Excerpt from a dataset
════════════════════

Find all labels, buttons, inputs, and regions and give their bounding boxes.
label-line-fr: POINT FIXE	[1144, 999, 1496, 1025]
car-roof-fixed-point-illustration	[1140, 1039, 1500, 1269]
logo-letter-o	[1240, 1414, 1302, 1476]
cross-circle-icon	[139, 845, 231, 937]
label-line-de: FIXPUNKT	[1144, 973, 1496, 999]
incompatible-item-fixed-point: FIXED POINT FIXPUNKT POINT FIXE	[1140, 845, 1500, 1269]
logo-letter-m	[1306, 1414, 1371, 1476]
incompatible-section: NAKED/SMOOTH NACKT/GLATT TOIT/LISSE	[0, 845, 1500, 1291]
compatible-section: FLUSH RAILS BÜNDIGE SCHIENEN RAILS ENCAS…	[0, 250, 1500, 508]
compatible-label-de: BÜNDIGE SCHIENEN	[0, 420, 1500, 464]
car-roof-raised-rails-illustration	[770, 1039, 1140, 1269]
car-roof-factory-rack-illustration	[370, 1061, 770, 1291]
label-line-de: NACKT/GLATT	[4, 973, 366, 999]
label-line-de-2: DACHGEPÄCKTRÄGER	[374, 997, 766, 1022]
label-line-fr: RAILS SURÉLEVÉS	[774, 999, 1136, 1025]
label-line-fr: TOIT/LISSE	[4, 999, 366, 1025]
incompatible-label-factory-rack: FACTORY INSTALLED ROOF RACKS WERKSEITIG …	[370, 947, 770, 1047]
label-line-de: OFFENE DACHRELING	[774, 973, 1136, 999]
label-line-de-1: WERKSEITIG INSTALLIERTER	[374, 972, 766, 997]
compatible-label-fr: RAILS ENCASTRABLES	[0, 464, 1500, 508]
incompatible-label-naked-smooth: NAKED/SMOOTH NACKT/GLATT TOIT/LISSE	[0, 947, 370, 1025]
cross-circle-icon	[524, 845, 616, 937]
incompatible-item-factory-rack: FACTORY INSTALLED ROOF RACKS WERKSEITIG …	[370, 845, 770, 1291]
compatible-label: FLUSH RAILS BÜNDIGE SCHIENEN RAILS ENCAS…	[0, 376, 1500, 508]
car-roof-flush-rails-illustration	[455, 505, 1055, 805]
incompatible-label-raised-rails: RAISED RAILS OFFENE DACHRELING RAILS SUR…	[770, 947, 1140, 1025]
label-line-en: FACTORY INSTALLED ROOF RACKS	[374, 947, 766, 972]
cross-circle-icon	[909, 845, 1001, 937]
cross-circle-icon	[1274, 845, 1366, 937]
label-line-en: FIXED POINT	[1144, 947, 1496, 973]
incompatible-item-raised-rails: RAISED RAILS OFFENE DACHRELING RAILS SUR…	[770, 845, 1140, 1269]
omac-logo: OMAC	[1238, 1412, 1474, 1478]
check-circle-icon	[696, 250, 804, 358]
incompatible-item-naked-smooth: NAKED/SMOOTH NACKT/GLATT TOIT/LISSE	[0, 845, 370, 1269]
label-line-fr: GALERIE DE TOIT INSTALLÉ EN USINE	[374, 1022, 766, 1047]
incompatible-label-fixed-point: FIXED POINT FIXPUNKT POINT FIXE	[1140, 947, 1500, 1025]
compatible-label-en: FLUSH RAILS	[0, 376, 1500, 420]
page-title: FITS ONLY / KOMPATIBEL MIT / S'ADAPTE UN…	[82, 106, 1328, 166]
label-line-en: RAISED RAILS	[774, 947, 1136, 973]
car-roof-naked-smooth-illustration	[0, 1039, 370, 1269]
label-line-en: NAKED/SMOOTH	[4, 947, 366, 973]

════════════════════

### AIM OF THE EXERCISE
Retype every line of the listing above with no changes.

### RESULT
Find all labels, buttons, inputs, and regions and give their bounding boxes.
label-line-fr: POINT FIXE	[1144, 999, 1496, 1025]
car-roof-fixed-point-illustration	[1140, 1039, 1500, 1269]
logo-letter-o	[1240, 1414, 1302, 1476]
cross-circle-icon	[139, 845, 231, 937]
label-line-de: FIXPUNKT	[1144, 973, 1496, 999]
incompatible-item-fixed-point: FIXED POINT FIXPUNKT POINT FIXE	[1140, 845, 1500, 1269]
logo-letter-m	[1306, 1414, 1371, 1476]
incompatible-section: NAKED/SMOOTH NACKT/GLATT TOIT/LISSE	[0, 845, 1500, 1291]
compatible-section: FLUSH RAILS BÜNDIGE SCHIENEN RAILS ENCAS…	[0, 250, 1500, 508]
compatible-label-de: BÜNDIGE SCHIENEN	[0, 420, 1500, 464]
car-roof-raised-rails-illustration	[770, 1039, 1140, 1269]
car-roof-factory-rack-illustration	[370, 1061, 770, 1291]
label-line-de: NACKT/GLATT	[4, 973, 366, 999]
label-line-de-2: DACHGEPÄCKTRÄGER	[374, 997, 766, 1022]
label-line-fr: RAILS SURÉLEVÉS	[774, 999, 1136, 1025]
label-line-fr: TOIT/LISSE	[4, 999, 366, 1025]
incompatible-label-factory-rack: FACTORY INSTALLED ROOF RACKS WERKSEITIG …	[370, 947, 770, 1047]
label-line-de: OFFENE DACHRELING	[774, 973, 1136, 999]
label-line-de-1: WERKSEITIG INSTALLIERTER	[374, 972, 766, 997]
compatible-label-fr: RAILS ENCASTRABLES	[0, 464, 1500, 508]
incompatible-label-naked-smooth: NAKED/SMOOTH NACKT/GLATT TOIT/LISSE	[0, 947, 370, 1025]
cross-circle-icon	[524, 845, 616, 937]
incompatible-item-factory-rack: FACTORY INSTALLED ROOF RACKS WERKSEITIG …	[370, 845, 770, 1291]
compatible-label: FLUSH RAILS BÜNDIGE SCHIENEN RAILS ENCAS…	[0, 376, 1500, 508]
car-roof-flush-rails-illustration	[455, 505, 1055, 805]
incompatible-label-raised-rails: RAISED RAILS OFFENE DACHRELING RAILS SUR…	[770, 947, 1140, 1025]
label-line-en: FACTORY INSTALLED ROOF RACKS	[374, 947, 766, 972]
cross-circle-icon	[909, 845, 1001, 937]
cross-circle-icon	[1274, 845, 1366, 937]
label-line-en: FIXED POINT	[1144, 947, 1496, 973]
incompatible-item-raised-rails: RAISED RAILS OFFENE DACHRELING RAILS SUR…	[770, 845, 1140, 1269]
omac-logo: OMAC	[1238, 1412, 1474, 1478]
check-circle-icon	[696, 250, 804, 358]
incompatible-item-naked-smooth: NAKED/SMOOTH NACKT/GLATT TOIT/LISSE	[0, 845, 370, 1269]
label-line-fr: GALERIE DE TOIT INSTALLÉ EN USINE	[374, 1022, 766, 1047]
incompatible-label-fixed-point: FIXED POINT FIXPUNKT POINT FIXE	[1140, 947, 1500, 1025]
compatible-label-en: FLUSH RAILS	[0, 376, 1500, 420]
page-title: FITS ONLY / KOMPATIBEL MIT / S'ADAPTE UN…	[82, 106, 1328, 166]
label-line-en: RAISED RAILS	[774, 947, 1136, 973]
car-roof-naked-smooth-illustration	[0, 1039, 370, 1269]
label-line-en: NAKED/SMOOTH	[4, 947, 366, 973]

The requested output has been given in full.